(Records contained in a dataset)
- - - - -

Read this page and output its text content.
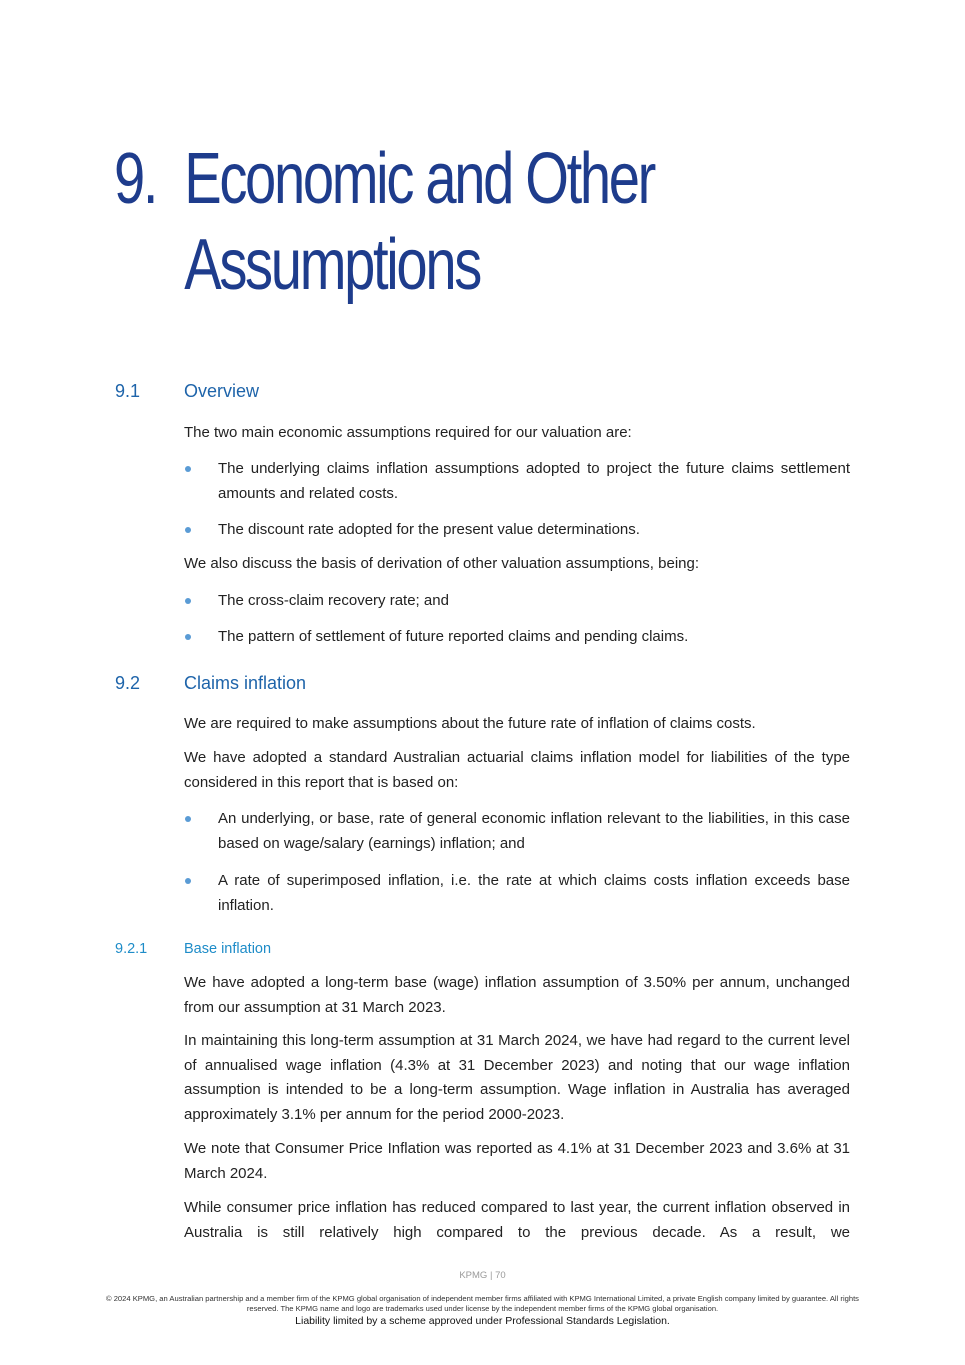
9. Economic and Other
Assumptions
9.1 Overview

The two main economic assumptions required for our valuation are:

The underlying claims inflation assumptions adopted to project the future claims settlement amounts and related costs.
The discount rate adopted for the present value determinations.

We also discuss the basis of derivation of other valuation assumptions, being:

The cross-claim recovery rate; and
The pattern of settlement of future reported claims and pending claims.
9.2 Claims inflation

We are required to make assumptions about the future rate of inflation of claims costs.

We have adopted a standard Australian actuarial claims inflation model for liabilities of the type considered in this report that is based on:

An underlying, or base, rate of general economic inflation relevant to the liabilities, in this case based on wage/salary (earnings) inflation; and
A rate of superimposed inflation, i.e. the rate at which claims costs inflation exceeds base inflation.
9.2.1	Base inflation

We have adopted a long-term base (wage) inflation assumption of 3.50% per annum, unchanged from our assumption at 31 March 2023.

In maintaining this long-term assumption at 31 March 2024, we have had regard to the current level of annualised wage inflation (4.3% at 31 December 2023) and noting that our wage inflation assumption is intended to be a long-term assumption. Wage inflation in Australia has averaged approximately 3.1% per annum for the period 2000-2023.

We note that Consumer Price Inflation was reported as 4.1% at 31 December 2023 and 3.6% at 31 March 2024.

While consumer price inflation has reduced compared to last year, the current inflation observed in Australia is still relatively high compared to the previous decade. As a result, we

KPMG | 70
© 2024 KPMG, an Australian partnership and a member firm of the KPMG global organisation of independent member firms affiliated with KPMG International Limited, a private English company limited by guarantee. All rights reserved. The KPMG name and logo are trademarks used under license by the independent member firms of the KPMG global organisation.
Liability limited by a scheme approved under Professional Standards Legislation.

- - - - -

All lines that include "reported" are to be gathered and copied.

▶ [EXERCISE SOLUTION]:
The pattern of settlement of future reported claims and pending claims.
We note that Consumer Price Inflation was reported as 4.1% at 31 December 2023 and 3.6% at 31 March 2024.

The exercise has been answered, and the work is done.